• **Work to complete**
Your task is to repeat the lines below exactly, excluding any pictures they contain.

>> Begin Data listing

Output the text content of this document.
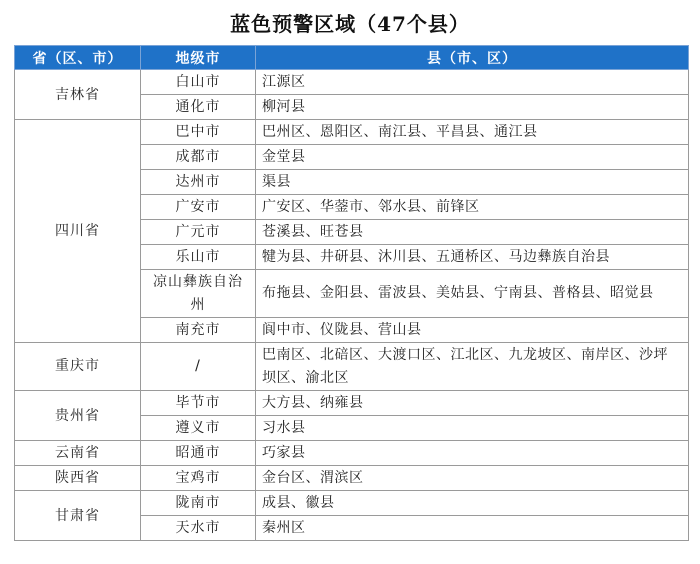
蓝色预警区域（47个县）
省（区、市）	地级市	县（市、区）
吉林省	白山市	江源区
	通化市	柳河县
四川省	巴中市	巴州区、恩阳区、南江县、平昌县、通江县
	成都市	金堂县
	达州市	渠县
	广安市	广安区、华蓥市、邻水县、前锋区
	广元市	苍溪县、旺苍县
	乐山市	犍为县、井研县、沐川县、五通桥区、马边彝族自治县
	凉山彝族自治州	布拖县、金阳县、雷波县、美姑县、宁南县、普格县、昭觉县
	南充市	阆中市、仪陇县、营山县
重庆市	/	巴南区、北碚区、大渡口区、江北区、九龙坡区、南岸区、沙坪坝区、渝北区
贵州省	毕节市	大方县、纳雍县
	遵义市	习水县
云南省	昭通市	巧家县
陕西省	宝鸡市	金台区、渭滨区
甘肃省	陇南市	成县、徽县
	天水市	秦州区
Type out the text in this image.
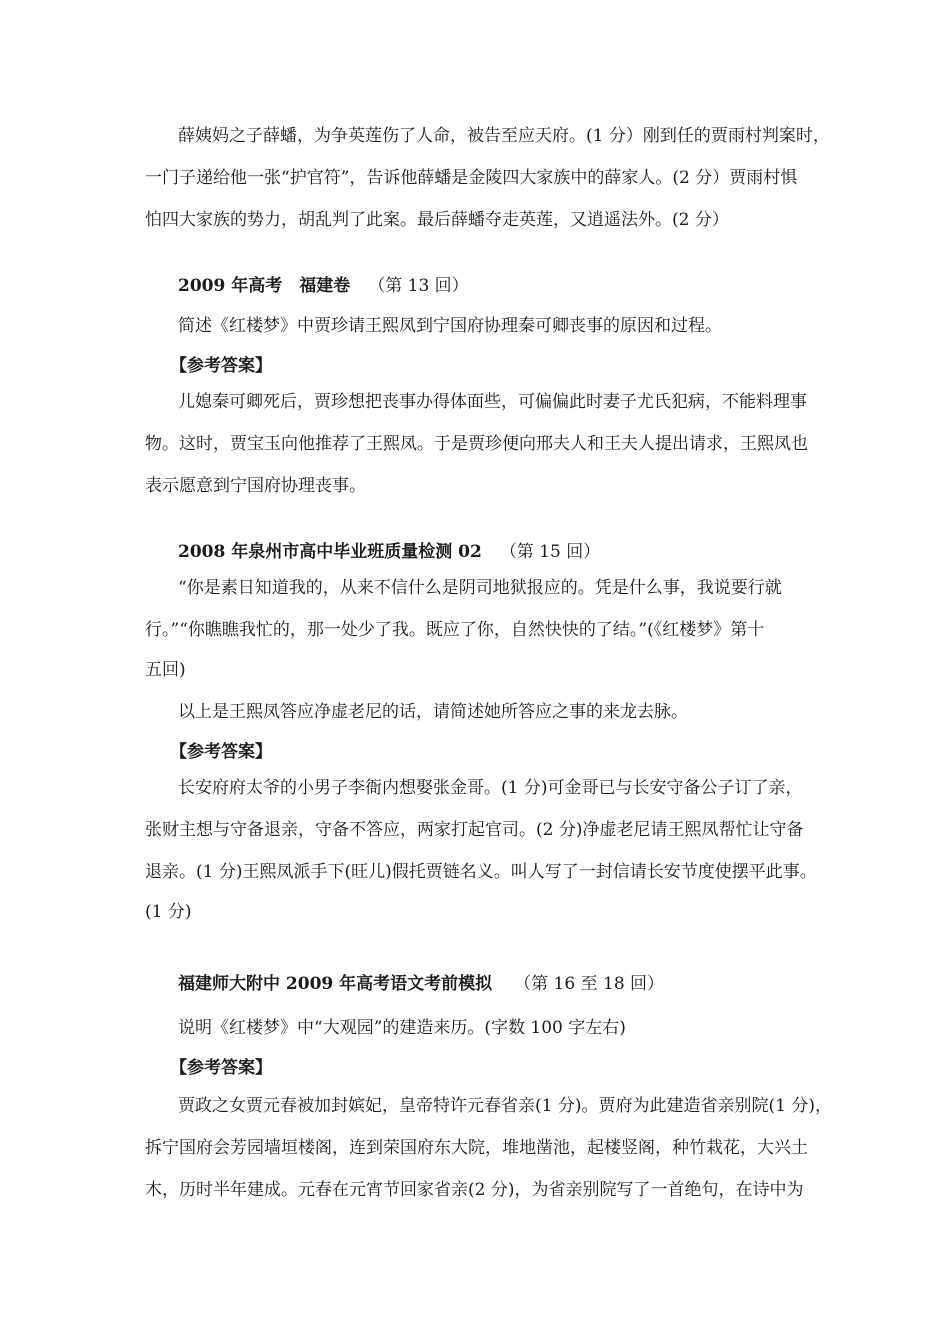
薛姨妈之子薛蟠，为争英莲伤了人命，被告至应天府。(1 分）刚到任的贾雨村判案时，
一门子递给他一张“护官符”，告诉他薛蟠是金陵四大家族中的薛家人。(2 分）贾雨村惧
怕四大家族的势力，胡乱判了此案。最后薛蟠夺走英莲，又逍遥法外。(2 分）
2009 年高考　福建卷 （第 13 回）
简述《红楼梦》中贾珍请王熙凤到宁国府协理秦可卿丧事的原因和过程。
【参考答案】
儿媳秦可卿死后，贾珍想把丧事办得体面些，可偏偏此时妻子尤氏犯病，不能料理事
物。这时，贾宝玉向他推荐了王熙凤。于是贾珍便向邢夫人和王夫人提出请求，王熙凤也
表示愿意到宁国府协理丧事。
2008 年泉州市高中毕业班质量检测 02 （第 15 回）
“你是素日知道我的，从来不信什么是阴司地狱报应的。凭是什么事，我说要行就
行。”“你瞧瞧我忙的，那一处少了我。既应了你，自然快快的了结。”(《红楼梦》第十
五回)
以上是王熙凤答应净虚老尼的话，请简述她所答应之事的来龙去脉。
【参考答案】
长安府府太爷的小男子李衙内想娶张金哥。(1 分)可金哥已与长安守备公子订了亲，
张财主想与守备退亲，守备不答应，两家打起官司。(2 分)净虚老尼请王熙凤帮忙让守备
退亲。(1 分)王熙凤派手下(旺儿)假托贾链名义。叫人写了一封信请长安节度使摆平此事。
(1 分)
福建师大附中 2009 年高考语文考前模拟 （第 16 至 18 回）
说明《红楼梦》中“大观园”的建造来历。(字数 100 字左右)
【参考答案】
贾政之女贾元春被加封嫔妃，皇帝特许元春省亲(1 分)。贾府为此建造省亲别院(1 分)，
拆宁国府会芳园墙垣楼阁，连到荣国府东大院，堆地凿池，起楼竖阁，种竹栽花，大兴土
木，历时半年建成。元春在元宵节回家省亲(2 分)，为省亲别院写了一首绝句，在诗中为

>> End Data listing

• **Written solution**
Output the text content of this document.
蓝色预警区域（47个县）
省（区、市）	地级市	县（市、区）
吉林省	白山市	江源区
	通化市	柳河县
四川省	巴中市	巴州区、恩阳区、南江县、平昌县、通江县
	成都市	金堂县
	达州市	渠县
	广安市	广安区、华蓥市、邻水县、前锋区
	广元市	苍溪县、旺苍县
	乐山市	犍为县、井研县、沐川县、五通桥区、马边彝族自治县
	凉山彝族自治州	布拖县、金阳县、雷波县、美姑县、宁南县、普格县、昭觉县
	南充市	阆中市、仪陇县、营山县
重庆市	/	巴南区、北碚区、大渡口区、江北区、九龙坡区、南岸区、沙坪坝区、渝北区
贵州省	毕节市	大方县、纳雍县
	遵义市	习水县
云南省	昭通市	巧家县
陕西省	宝鸡市	金台区、渭滨区
甘肃省	陇南市	成县、徽县
	天水市	秦州区
Type out the text in this image.
薛姨妈之子薛蟠，为争英莲伤了人命，被告至应天府。(1 分）刚到任的贾雨村判案时，
一门子递给他一张“护官符”，告诉他薛蟠是金陵四大家族中的薛家人。(2 分）贾雨村惧
怕四大家族的势力，胡乱判了此案。最后薛蟠夺走英莲，又逍遥法外。(2 分）
2009 年高考　福建卷 （第 13 回）
简述《红楼梦》中贾珍请王熙凤到宁国府协理秦可卿丧事的原因和过程。
【参考答案】
儿媳秦可卿死后，贾珍想把丧事办得体面些，可偏偏此时妻子尤氏犯病，不能料理事
物。这时，贾宝玉向他推荐了王熙凤。于是贾珍便向邢夫人和王夫人提出请求，王熙凤也
表示愿意到宁国府协理丧事。
2008 年泉州市高中毕业班质量检测 02 （第 15 回）
“你是素日知道我的，从来不信什么是阴司地狱报应的。凭是什么事，我说要行就
行。”“你瞧瞧我忙的，那一处少了我。既应了你，自然快快的了结。”(《红楼梦》第十
五回)
以上是王熙凤答应净虚老尼的话，请简述她所答应之事的来龙去脉。
【参考答案】
长安府府太爷的小男子李衙内想娶张金哥。(1 分)可金哥已与长安守备公子订了亲，
张财主想与守备退亲，守备不答应，两家打起官司。(2 分)净虚老尼请王熙凤帮忙让守备
退亲。(1 分)王熙凤派手下(旺儿)假托贾链名义。叫人写了一封信请长安节度使摆平此事。
(1 分)
福建师大附中 2009 年高考语文考前模拟 （第 16 至 18 回）
说明《红楼梦》中“大观园”的建造来历。(字数 100 字左右)
【参考答案】
贾政之女贾元春被加封嫔妃，皇帝特许元春省亲(1 分)。贾府为此建造省亲别院(1 分)，
拆宁国府会芳园墙垣楼阁，连到荣国府东大院，堆地凿池，起楼竖阁，种竹栽花，大兴土
木，历时半年建成。元春在元宵节回家省亲(2 分)，为省亲别院写了一首绝句，在诗中为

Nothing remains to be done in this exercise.